--- Set task ---
Check each line for the word "फरवर" and report how many have it. Give nothing else.

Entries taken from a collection
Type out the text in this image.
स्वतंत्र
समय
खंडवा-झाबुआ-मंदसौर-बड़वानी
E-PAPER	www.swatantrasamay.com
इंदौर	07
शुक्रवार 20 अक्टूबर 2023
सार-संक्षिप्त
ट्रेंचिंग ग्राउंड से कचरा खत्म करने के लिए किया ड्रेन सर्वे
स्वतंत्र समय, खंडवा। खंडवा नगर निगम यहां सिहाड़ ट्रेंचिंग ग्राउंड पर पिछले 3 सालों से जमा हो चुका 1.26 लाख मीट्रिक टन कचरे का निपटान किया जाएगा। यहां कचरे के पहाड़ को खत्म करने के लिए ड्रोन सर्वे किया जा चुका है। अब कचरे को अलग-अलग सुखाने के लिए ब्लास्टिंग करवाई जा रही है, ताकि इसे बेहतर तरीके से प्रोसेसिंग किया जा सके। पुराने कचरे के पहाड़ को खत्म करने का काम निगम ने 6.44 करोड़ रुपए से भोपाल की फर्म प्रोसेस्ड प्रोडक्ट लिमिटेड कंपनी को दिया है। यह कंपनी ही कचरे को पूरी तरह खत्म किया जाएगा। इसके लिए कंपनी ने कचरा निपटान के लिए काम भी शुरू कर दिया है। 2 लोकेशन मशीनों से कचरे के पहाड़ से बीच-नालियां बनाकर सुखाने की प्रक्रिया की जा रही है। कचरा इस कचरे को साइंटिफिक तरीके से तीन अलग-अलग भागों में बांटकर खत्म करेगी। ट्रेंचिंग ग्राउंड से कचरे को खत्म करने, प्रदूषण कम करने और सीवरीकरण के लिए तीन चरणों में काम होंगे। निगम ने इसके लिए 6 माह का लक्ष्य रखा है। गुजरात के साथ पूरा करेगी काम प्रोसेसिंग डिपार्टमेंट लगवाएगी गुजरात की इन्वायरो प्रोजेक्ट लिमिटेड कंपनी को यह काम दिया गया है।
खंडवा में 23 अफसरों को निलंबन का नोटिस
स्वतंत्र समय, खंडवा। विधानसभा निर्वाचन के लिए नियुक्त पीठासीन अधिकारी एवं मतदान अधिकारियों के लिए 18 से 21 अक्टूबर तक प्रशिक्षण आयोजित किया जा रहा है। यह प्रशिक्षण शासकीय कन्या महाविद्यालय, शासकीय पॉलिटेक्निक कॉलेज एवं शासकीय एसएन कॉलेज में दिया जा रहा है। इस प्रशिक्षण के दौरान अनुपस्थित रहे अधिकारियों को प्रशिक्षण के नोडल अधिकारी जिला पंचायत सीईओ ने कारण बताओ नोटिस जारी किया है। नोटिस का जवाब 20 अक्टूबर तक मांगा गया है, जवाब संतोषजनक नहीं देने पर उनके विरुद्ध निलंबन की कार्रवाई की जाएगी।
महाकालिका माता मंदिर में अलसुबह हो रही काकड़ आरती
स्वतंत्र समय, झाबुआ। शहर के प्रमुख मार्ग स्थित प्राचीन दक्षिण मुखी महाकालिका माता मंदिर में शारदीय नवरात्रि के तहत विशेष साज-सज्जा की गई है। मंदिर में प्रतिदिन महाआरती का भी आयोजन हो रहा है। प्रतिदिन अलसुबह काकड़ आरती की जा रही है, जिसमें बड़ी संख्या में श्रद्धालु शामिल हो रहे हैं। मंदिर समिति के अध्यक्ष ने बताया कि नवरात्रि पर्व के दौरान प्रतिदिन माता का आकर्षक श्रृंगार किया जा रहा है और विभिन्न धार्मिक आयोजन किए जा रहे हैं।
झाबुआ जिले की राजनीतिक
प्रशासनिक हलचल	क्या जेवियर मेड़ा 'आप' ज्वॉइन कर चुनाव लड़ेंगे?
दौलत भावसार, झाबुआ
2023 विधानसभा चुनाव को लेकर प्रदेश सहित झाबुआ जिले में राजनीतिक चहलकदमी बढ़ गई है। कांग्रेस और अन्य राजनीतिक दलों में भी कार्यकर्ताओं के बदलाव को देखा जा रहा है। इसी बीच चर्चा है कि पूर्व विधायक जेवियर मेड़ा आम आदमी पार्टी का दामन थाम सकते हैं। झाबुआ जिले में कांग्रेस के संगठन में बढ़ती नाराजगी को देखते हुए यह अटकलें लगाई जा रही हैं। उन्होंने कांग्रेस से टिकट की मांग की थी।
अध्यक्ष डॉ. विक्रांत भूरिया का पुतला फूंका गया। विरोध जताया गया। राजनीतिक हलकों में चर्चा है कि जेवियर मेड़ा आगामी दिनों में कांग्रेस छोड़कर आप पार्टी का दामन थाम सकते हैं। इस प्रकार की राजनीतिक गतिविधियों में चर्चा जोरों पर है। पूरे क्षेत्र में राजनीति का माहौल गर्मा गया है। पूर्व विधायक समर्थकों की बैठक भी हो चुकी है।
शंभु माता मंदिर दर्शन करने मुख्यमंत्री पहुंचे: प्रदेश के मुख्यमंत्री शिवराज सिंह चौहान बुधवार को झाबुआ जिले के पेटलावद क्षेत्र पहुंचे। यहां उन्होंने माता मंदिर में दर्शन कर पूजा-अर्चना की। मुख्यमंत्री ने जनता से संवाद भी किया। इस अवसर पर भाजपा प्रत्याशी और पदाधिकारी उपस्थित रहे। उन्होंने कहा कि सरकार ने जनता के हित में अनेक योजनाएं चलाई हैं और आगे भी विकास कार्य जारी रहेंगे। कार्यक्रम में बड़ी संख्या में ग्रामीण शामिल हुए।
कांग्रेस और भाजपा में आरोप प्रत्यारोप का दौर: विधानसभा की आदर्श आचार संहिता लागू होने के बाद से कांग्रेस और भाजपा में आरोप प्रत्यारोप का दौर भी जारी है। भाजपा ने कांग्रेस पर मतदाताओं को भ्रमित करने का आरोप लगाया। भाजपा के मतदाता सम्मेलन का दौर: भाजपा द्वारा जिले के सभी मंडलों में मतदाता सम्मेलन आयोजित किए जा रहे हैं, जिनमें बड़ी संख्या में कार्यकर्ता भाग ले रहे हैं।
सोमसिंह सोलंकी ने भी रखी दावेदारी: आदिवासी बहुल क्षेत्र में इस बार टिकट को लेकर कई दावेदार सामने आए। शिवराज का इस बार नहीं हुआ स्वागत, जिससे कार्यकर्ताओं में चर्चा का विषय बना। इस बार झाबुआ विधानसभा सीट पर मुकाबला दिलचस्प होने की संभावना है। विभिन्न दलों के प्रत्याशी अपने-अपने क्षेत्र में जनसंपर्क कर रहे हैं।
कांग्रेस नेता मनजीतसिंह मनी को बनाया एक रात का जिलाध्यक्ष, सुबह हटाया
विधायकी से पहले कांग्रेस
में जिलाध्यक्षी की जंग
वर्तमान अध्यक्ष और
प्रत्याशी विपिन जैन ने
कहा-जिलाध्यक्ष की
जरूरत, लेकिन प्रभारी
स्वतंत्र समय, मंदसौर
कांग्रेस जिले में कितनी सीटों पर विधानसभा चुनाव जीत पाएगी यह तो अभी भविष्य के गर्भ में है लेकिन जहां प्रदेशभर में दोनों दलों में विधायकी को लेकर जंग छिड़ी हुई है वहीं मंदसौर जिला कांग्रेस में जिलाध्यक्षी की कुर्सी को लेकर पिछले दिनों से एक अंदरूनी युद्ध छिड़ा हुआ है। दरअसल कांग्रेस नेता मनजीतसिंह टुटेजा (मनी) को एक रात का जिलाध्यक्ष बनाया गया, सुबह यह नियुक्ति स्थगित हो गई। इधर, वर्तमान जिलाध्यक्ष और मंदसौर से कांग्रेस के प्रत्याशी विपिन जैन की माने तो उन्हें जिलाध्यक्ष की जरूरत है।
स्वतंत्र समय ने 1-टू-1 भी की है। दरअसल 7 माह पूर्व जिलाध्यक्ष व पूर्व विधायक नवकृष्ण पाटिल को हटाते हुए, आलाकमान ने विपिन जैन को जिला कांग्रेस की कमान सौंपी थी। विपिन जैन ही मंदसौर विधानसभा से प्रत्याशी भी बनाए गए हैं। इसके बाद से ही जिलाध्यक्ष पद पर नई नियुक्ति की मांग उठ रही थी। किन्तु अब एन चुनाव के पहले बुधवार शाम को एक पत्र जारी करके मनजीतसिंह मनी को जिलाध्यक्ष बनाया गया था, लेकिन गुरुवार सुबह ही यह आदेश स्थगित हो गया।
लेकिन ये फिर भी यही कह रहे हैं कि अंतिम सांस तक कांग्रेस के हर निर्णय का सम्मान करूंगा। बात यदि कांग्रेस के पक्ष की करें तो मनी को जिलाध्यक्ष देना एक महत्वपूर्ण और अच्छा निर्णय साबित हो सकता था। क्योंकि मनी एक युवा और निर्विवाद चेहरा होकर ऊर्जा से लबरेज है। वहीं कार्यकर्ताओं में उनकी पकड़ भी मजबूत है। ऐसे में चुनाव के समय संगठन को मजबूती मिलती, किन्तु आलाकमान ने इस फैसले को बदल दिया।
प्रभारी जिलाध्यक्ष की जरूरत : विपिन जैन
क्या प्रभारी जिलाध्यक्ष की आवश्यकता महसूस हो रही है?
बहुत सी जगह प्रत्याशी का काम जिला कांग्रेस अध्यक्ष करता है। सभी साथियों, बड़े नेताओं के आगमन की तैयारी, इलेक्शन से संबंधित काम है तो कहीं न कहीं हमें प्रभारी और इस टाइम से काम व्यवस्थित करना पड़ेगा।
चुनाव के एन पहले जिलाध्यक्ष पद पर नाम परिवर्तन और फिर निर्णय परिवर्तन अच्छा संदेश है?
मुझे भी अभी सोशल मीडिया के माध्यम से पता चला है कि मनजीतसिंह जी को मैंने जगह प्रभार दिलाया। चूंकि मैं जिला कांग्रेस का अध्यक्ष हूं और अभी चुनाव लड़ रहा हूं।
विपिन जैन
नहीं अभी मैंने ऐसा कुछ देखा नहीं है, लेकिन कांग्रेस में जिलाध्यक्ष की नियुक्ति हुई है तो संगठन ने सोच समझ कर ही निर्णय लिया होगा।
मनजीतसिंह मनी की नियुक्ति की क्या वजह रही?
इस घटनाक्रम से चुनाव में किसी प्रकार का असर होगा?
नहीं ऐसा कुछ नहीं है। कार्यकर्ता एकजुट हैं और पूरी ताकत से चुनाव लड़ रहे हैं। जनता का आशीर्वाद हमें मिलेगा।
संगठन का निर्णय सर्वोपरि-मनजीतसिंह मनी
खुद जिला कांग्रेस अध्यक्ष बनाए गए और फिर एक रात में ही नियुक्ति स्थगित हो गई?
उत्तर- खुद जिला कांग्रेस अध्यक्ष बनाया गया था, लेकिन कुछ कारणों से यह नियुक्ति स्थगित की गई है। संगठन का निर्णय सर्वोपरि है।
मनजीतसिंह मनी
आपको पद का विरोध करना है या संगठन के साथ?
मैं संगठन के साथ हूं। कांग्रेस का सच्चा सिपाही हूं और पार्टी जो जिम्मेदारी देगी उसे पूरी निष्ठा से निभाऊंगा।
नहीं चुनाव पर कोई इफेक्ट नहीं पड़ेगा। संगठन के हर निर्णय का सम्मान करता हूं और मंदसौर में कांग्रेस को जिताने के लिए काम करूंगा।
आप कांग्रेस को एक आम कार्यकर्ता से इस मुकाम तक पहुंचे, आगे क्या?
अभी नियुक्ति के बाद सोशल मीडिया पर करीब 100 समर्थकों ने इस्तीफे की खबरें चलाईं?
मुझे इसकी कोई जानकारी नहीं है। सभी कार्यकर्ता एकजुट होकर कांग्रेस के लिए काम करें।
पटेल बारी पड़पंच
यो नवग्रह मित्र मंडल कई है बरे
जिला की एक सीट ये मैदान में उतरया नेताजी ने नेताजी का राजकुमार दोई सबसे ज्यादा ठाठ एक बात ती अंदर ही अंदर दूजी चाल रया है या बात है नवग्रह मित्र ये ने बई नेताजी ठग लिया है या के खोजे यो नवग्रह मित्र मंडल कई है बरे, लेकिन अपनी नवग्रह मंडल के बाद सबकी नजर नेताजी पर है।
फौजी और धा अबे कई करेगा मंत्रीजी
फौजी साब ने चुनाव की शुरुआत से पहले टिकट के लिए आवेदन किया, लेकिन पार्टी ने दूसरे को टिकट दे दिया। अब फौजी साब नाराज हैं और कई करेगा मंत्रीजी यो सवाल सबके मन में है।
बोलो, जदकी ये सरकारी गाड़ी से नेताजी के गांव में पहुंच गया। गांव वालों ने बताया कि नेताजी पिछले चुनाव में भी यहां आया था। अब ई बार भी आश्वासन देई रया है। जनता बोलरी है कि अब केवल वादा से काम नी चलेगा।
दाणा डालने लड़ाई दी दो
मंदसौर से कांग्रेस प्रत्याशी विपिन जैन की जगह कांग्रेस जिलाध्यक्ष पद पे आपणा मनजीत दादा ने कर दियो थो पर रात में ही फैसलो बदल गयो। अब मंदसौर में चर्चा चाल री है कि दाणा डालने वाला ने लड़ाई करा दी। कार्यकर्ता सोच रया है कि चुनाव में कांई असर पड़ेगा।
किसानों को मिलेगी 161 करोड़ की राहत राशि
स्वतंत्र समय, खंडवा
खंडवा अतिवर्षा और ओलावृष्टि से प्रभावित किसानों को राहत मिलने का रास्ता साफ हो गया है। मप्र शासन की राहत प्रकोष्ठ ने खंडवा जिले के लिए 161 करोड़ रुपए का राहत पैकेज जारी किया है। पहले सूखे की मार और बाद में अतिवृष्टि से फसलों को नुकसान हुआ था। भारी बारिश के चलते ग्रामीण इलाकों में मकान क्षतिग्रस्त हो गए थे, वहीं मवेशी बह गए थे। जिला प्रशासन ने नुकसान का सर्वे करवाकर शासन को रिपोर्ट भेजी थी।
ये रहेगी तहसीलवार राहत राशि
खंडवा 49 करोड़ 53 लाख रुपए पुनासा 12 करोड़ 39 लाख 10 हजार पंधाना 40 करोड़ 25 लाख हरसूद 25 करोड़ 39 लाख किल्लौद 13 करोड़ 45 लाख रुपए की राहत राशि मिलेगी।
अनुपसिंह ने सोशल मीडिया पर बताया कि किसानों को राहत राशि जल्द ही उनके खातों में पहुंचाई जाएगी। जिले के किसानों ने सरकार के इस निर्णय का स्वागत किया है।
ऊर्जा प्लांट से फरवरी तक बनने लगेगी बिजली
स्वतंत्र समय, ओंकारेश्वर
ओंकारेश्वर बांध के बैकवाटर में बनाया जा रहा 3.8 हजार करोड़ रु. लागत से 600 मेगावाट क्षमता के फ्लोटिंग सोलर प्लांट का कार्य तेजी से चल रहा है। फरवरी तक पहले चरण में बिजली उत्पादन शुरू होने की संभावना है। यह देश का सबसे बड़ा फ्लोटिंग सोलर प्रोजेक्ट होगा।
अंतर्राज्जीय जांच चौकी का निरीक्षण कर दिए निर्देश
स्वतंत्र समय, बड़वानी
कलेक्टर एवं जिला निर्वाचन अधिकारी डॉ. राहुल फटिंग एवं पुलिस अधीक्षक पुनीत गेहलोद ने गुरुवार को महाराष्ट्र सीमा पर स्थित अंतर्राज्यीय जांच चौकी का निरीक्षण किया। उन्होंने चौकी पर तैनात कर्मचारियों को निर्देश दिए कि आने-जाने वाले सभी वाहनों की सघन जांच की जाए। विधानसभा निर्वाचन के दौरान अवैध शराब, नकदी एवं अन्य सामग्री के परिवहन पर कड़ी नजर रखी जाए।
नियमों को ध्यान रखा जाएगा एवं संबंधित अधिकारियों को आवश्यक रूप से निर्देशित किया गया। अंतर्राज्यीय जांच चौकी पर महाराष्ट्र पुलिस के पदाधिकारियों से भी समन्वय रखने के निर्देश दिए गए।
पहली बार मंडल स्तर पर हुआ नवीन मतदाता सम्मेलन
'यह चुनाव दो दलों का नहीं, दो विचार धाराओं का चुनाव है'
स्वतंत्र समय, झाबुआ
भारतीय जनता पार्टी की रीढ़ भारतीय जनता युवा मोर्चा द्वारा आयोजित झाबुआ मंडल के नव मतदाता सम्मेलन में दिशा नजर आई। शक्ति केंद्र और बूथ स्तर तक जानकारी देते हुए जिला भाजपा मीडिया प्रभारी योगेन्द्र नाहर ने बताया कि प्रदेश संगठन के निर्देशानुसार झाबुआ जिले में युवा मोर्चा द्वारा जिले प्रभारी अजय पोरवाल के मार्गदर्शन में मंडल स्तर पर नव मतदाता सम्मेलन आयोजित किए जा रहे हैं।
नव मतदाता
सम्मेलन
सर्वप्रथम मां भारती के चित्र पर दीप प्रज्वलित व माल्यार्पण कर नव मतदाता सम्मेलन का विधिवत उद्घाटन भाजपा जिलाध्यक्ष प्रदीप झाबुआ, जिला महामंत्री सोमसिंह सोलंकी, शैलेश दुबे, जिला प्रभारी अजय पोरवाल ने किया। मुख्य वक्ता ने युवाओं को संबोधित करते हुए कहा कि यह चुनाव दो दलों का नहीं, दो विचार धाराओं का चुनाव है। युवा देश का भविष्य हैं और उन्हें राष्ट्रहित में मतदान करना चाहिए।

--- Correct answer ---
2